Start Listing

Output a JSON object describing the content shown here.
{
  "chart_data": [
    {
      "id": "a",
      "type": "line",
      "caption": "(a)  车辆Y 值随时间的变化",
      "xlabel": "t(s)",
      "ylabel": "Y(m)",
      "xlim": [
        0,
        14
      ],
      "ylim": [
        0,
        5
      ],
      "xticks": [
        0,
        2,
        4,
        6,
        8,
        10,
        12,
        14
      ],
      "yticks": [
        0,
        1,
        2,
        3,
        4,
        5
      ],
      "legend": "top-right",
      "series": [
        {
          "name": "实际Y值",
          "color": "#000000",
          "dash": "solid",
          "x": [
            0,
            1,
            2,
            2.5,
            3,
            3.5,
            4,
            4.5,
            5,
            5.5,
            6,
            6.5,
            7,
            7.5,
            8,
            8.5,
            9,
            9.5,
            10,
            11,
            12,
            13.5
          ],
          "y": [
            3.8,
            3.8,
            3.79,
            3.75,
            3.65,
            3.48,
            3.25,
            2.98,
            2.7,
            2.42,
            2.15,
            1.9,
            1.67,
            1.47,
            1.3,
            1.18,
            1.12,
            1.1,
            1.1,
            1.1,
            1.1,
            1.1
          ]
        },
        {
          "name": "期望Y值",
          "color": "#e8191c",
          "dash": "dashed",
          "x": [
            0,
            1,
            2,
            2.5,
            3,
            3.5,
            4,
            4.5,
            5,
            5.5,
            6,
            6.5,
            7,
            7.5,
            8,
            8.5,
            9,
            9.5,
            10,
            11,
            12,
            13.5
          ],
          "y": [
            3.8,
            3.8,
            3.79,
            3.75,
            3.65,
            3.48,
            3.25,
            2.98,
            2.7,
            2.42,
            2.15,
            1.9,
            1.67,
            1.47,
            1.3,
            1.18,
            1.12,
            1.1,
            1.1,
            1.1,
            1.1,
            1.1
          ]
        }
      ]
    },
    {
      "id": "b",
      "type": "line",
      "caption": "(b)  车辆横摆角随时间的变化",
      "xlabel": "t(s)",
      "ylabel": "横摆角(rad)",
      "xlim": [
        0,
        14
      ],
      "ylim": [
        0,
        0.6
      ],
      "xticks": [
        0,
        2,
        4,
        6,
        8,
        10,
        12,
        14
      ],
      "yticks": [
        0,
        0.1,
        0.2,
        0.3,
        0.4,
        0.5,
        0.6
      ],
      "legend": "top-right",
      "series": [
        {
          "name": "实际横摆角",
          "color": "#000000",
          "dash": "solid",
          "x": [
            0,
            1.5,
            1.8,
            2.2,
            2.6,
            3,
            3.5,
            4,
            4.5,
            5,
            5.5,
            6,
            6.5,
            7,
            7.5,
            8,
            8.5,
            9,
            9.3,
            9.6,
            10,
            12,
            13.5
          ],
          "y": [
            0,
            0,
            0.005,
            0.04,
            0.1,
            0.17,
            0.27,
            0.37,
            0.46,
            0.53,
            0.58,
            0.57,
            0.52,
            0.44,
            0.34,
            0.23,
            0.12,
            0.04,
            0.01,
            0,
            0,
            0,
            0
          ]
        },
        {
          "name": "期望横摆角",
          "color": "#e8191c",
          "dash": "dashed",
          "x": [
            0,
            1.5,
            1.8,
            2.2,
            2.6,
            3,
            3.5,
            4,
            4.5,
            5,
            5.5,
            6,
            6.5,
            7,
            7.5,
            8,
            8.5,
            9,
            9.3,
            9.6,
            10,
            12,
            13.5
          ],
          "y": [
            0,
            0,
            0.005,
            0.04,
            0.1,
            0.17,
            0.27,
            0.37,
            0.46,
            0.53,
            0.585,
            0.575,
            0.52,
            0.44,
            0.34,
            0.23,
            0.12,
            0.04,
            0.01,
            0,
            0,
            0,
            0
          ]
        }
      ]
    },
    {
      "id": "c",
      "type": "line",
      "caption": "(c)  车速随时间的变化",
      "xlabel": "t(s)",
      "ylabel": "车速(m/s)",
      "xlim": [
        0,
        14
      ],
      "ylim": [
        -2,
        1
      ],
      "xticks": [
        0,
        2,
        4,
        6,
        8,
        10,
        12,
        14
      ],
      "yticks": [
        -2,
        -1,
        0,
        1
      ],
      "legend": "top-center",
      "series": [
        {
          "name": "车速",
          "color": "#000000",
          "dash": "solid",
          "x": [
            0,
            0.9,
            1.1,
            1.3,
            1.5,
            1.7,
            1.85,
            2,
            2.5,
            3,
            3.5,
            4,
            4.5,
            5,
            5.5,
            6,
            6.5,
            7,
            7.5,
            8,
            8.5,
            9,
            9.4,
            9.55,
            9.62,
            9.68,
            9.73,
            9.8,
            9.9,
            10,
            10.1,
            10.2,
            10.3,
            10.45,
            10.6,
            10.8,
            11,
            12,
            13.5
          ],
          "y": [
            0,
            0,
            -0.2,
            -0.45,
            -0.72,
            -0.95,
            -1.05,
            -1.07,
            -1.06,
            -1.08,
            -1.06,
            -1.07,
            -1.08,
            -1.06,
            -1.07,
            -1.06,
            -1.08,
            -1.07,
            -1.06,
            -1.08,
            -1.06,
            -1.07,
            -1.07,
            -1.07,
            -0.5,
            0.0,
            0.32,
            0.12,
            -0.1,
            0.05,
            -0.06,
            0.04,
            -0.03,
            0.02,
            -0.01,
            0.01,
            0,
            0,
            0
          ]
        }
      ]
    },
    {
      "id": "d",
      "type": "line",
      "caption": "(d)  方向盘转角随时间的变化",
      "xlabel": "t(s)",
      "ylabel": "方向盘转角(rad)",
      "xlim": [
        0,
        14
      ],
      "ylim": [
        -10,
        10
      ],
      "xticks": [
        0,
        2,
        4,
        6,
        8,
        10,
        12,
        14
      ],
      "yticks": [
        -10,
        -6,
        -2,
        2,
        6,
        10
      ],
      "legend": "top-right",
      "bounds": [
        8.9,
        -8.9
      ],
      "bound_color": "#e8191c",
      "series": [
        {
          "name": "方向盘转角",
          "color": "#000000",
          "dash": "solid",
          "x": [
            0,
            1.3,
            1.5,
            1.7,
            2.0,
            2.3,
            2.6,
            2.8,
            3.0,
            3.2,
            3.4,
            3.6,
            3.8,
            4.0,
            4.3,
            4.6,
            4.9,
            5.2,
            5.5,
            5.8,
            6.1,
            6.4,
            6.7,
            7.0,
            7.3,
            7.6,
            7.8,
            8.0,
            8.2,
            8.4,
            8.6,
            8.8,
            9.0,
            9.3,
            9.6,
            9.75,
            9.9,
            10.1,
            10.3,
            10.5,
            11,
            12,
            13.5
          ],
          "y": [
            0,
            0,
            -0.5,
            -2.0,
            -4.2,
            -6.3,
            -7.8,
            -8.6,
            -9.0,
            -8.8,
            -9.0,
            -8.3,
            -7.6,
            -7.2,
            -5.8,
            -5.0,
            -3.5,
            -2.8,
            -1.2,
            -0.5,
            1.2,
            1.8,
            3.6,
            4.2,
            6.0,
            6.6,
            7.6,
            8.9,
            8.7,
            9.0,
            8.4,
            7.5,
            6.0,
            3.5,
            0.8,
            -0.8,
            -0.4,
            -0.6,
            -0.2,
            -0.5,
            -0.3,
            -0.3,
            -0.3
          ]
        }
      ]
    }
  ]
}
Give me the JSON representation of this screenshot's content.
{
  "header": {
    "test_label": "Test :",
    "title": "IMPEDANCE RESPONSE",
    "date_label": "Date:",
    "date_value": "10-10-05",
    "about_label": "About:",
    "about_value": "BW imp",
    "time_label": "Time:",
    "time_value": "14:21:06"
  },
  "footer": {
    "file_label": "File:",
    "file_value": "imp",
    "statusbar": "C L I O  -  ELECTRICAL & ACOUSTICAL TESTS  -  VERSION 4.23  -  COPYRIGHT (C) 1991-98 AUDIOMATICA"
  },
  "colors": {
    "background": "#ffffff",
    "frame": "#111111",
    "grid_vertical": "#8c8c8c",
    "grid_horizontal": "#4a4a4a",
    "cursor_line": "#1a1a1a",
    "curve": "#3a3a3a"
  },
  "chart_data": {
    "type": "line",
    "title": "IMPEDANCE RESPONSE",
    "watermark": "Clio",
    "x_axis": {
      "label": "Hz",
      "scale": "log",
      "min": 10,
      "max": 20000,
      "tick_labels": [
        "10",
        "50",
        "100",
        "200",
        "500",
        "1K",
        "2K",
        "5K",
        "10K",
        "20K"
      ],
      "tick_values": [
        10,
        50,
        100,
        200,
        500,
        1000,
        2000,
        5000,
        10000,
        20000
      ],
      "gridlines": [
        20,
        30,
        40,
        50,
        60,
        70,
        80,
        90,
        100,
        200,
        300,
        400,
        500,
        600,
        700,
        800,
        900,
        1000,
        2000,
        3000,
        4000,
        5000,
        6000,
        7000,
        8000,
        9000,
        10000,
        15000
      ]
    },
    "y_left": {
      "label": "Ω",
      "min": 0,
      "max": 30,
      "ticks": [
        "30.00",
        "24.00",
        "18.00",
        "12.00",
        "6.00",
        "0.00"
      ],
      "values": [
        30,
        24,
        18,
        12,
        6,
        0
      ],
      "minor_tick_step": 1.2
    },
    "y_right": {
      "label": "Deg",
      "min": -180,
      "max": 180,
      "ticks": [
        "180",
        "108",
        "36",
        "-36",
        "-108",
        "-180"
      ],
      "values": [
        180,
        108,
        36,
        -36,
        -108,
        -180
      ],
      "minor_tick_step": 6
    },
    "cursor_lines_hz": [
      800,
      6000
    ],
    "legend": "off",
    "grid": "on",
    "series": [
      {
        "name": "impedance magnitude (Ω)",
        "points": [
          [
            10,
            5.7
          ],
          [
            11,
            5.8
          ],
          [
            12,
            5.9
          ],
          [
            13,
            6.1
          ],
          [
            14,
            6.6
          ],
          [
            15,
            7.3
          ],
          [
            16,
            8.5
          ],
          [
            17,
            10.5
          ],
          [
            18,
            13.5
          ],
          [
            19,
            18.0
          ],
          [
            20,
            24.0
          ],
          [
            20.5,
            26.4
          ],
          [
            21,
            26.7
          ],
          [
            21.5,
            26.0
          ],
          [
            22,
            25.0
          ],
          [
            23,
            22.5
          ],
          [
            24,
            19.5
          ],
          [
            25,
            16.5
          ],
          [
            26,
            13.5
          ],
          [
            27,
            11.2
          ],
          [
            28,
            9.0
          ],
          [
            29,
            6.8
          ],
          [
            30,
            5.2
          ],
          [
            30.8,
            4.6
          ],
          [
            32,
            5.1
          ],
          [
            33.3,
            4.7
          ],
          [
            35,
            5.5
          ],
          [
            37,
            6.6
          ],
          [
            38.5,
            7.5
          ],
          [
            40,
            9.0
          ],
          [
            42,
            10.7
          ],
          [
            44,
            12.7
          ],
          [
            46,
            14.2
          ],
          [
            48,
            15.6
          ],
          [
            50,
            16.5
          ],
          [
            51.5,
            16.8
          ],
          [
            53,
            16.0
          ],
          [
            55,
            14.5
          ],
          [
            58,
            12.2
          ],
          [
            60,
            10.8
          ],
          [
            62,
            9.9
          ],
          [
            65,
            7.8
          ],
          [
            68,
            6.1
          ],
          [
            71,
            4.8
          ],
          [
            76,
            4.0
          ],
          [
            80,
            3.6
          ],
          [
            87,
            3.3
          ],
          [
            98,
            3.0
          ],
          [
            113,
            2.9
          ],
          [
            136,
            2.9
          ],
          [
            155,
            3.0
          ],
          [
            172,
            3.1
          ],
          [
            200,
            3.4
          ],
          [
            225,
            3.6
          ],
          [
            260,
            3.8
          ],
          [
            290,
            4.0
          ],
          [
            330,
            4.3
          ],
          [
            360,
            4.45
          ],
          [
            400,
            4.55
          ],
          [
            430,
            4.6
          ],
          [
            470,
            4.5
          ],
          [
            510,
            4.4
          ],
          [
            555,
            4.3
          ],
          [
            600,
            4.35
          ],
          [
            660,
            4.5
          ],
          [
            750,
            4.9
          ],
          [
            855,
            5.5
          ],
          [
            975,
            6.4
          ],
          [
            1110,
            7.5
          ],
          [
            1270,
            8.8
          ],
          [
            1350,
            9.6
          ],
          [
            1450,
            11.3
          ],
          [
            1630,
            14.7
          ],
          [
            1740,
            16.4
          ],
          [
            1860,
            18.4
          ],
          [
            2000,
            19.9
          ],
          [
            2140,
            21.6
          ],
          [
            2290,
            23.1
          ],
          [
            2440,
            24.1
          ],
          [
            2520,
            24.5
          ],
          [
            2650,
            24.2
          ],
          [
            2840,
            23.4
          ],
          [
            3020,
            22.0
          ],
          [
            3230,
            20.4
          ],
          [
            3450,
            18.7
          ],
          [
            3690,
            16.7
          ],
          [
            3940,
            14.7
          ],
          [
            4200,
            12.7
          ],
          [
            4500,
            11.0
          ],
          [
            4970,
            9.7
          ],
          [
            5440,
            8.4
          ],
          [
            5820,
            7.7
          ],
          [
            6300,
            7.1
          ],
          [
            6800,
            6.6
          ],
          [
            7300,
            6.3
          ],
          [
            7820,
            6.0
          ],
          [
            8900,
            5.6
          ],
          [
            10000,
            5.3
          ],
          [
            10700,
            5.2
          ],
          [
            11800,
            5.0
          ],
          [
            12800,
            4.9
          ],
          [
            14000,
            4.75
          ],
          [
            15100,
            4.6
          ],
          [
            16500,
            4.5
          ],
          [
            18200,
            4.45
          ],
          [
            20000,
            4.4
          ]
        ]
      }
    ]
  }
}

End Listing

## What needs to be done
Only the number is wanted: how many lines in the data include the word "caption"?

## Correct result
4